> **Directions for this task**: Below is a set of records; print all of them exactly as written.

Stored data entries

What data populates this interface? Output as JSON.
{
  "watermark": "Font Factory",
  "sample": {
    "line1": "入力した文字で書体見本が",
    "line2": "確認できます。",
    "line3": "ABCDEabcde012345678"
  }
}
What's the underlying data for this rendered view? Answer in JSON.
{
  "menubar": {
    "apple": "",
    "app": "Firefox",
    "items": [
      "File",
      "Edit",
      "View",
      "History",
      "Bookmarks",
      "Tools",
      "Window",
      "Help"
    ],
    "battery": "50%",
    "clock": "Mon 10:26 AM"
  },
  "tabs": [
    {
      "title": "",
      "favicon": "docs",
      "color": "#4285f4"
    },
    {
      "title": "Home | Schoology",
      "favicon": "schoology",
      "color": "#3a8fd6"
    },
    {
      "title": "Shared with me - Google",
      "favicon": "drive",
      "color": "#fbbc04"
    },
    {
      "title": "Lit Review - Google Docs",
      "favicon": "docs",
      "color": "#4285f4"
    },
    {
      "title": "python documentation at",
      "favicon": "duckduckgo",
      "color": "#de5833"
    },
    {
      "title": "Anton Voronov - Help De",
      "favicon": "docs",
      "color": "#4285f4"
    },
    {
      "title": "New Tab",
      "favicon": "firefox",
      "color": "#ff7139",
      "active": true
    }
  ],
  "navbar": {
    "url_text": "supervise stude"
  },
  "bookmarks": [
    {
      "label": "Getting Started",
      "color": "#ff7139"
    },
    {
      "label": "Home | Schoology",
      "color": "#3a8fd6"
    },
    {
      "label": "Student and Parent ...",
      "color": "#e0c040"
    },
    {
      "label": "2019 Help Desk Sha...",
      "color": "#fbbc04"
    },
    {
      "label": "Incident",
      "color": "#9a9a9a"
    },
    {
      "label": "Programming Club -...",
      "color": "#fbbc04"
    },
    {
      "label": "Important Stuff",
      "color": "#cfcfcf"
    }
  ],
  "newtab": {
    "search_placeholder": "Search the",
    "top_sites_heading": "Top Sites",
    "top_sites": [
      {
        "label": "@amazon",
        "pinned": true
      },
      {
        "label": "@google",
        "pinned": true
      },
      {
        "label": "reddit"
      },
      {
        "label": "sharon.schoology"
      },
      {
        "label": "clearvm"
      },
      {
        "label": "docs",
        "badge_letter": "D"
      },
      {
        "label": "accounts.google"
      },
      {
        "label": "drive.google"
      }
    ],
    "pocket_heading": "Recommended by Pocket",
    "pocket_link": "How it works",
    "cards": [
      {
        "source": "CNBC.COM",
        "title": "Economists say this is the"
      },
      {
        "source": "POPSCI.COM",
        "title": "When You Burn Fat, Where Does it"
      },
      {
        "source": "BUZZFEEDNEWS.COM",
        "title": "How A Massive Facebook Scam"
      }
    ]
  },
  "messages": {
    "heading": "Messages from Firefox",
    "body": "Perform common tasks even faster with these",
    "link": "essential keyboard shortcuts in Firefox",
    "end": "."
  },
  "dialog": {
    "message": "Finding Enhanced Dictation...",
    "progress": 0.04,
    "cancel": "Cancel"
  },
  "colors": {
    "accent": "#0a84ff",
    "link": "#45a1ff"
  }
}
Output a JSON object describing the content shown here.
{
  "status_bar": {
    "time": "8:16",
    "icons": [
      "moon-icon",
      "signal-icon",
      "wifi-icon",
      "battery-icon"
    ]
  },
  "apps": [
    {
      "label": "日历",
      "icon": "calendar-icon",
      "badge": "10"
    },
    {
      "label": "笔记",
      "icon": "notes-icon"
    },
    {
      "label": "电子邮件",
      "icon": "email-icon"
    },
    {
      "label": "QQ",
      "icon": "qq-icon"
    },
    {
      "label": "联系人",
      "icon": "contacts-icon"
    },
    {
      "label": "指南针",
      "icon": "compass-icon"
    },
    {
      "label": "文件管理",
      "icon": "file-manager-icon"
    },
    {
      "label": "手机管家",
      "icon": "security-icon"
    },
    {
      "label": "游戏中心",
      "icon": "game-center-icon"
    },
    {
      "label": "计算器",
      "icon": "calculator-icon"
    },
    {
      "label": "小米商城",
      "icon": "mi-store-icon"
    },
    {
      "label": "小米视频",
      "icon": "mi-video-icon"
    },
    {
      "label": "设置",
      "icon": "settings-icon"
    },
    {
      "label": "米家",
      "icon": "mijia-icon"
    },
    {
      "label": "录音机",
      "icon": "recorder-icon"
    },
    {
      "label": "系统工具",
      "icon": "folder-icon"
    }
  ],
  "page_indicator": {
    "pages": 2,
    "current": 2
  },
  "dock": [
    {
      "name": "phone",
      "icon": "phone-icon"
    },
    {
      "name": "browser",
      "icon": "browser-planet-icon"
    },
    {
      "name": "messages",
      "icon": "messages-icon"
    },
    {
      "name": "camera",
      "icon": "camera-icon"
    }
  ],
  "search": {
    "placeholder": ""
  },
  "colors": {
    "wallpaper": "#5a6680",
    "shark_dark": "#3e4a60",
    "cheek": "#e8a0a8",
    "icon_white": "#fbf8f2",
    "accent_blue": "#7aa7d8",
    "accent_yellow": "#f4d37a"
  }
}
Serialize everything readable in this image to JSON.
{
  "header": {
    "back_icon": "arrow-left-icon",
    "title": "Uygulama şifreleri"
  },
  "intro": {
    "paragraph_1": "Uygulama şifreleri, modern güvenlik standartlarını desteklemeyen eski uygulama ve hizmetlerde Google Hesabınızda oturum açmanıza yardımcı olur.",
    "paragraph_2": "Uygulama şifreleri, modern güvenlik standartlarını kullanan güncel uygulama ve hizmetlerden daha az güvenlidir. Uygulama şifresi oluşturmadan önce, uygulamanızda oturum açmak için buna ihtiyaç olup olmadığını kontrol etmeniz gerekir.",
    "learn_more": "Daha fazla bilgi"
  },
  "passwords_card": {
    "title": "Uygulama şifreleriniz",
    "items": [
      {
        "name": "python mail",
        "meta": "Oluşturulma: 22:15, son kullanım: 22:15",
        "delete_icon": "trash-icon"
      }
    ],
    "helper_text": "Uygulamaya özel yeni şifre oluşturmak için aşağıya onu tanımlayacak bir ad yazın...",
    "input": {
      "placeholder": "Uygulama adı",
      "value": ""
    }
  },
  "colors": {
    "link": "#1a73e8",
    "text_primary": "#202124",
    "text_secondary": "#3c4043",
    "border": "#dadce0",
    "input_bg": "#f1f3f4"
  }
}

> **Expected answer**:
What data populates this interface? Output as JSON.
{
  "watermark": "Font Factory",
  "sample": {
    "line1": "入力した文字で書体見本が",
    "line2": "確認できます。",
    "line3": "ABCDEabcde012345678"
  }
}
What's the underlying data for this rendered view? Answer in JSON.
{
  "menubar": {
    "apple": "",
    "app": "Firefox",
    "items": [
      "File",
      "Edit",
      "View",
      "History",
      "Bookmarks",
      "Tools",
      "Window",
      "Help"
    ],
    "battery": "50%",
    "clock": "Mon 10:26 AM"
  },
  "tabs": [
    {
      "title": "",
      "favicon": "docs",
      "color": "#4285f4"
    },
    {
      "title": "Home | Schoology",
      "favicon": "schoology",
      "color": "#3a8fd6"
    },
    {
      "title": "Shared with me - Google",
      "favicon": "drive",
      "color": "#fbbc04"
    },
    {
      "title": "Lit Review - Google Docs",
      "favicon": "docs",
      "color": "#4285f4"
    },
    {
      "title": "python documentation at",
      "favicon": "duckduckgo",
      "color": "#de5833"
    },
    {
      "title": "Anton Voronov - Help De",
      "favicon": "docs",
      "color": "#4285f4"
    },
    {
      "title": "New Tab",
      "favicon": "firefox",
      "color": "#ff7139",
      "active": true
    }
  ],
  "navbar": {
    "url_text": "supervise stude"
  },
  "bookmarks": [
    {
      "label": "Getting Started",
      "color": "#ff7139"
    },
    {
      "label": "Home | Schoology",
      "color": "#3a8fd6"
    },
    {
      "label": "Student and Parent ...",
      "color": "#e0c040"
    },
    {
      "label": "2019 Help Desk Sha...",
      "color": "#fbbc04"
    },
    {
      "label": "Incident",
      "color": "#9a9a9a"
    },
    {
      "label": "Programming Club -...",
      "color": "#fbbc04"
    },
    {
      "label": "Important Stuff",
      "color": "#cfcfcf"
    }
  ],
  "newtab": {
    "search_placeholder": "Search the",
    "top_sites_heading": "Top Sites",
    "top_sites": [
      {
        "label": "@amazon",
        "pinned": true
      },
      {
        "label": "@google",
        "pinned": true
      },
      {
        "label": "reddit"
      },
      {
        "label": "sharon.schoology"
      },
      {
        "label": "clearvm"
      },
      {
        "label": "docs",
        "badge_letter": "D"
      },
      {
        "label": "accounts.google"
      },
      {
        "label": "drive.google"
      }
    ],
    "pocket_heading": "Recommended by Pocket",
    "pocket_link": "How it works",
    "cards": [
      {
        "source": "CNBC.COM",
        "title": "Economists say this is the"
      },
      {
        "source": "POPSCI.COM",
        "title": "When You Burn Fat, Where Does it"
      },
      {
        "source": "BUZZFEEDNEWS.COM",
        "title": "How A Massive Facebook Scam"
      }
    ]
  },
  "messages": {
    "heading": "Messages from Firefox",
    "body": "Perform common tasks even faster with these",
    "link": "essential keyboard shortcuts in Firefox",
    "end": "."
  },
  "dialog": {
    "message": "Finding Enhanced Dictation...",
    "progress": 0.04,
    "cancel": "Cancel"
  },
  "colors": {
    "accent": "#0a84ff",
    "link": "#45a1ff"
  }
}
Output a JSON object describing the content shown here.
{
  "status_bar": {
    "time": "8:16",
    "icons": [
      "moon-icon",
      "signal-icon",
      "wifi-icon",
      "battery-icon"
    ]
  },
  "apps": [
    {
      "label": "日历",
      "icon": "calendar-icon",
      "badge": "10"
    },
    {
      "label": "笔记",
      "icon": "notes-icon"
    },
    {
      "label": "电子邮件",
      "icon": "email-icon"
    },
    {
      "label": "QQ",
      "icon": "qq-icon"
    },
    {
      "label": "联系人",
      "icon": "contacts-icon"
    },
    {
      "label": "指南针",
      "icon": "compass-icon"
    },
    {
      "label": "文件管理",
      "icon": "file-manager-icon"
    },
    {
      "label": "手机管家",
      "icon": "security-icon"
    },
    {
      "label": "游戏中心",
      "icon": "game-center-icon"
    },
    {
      "label": "计算器",
      "icon": "calculator-icon"
    },
    {
      "label": "小米商城",
      "icon": "mi-store-icon"
    },
    {
      "label": "小米视频",
      "icon": "mi-video-icon"
    },
    {
      "label": "设置",
      "icon": "settings-icon"
    },
    {
      "label": "米家",
      "icon": "mijia-icon"
    },
    {
      "label": "录音机",
      "icon": "recorder-icon"
    },
    {
      "label": "系统工具",
      "icon": "folder-icon"
    }
  ],
  "page_indicator": {
    "pages": 2,
    "current": 2
  },
  "dock": [
    {
      "name": "phone",
      "icon": "phone-icon"
    },
    {
      "name": "browser",
      "icon": "browser-planet-icon"
    },
    {
      "name": "messages",
      "icon": "messages-icon"
    },
    {
      "name": "camera",
      "icon": "camera-icon"
    }
  ],
  "search": {
    "placeholder": ""
  },
  "colors": {
    "wallpaper": "#5a6680",
    "shark_dark": "#3e4a60",
    "cheek": "#e8a0a8",
    "icon_white": "#fbf8f2",
    "accent_blue": "#7aa7d8",
    "accent_yellow": "#f4d37a"
  }
}
Serialize everything readable in this image to JSON.
{
  "header": {
    "back_icon": "arrow-left-icon",
    "title": "Uygulama şifreleri"
  },
  "intro": {
    "paragraph_1": "Uygulama şifreleri, modern güvenlik standartlarını desteklemeyen eski uygulama ve hizmetlerde Google Hesabınızda oturum açmanıza yardımcı olur.",
    "paragraph_2": "Uygulama şifreleri, modern güvenlik standartlarını kullanan güncel uygulama ve hizmetlerden daha az güvenlidir. Uygulama şifresi oluşturmadan önce, uygulamanızda oturum açmak için buna ihtiyaç olup olmadığını kontrol etmeniz gerekir.",
    "learn_more": "Daha fazla bilgi"
  },
  "passwords_card": {
    "title": "Uygulama şifreleriniz",
    "items": [
      {
        "name": "python mail",
        "meta": "Oluşturulma: 22:15, son kullanım: 22:15",
        "delete_icon": "trash-icon"
      }
    ],
    "helper_text": "Uygulamaya özel yeni şifre oluşturmak için aşağıya onu tanımlayacak bir ad yazın...",
    "input": {
      "placeholder": "Uygulama adı",
      "value": ""
    }
  },
  "colors": {
    "link": "#1a73e8",
    "text_primary": "#202124",
    "text_secondary": "#3c4043",
    "border": "#dadce0",
    "input_bg": "#f1f3f4"
  }
}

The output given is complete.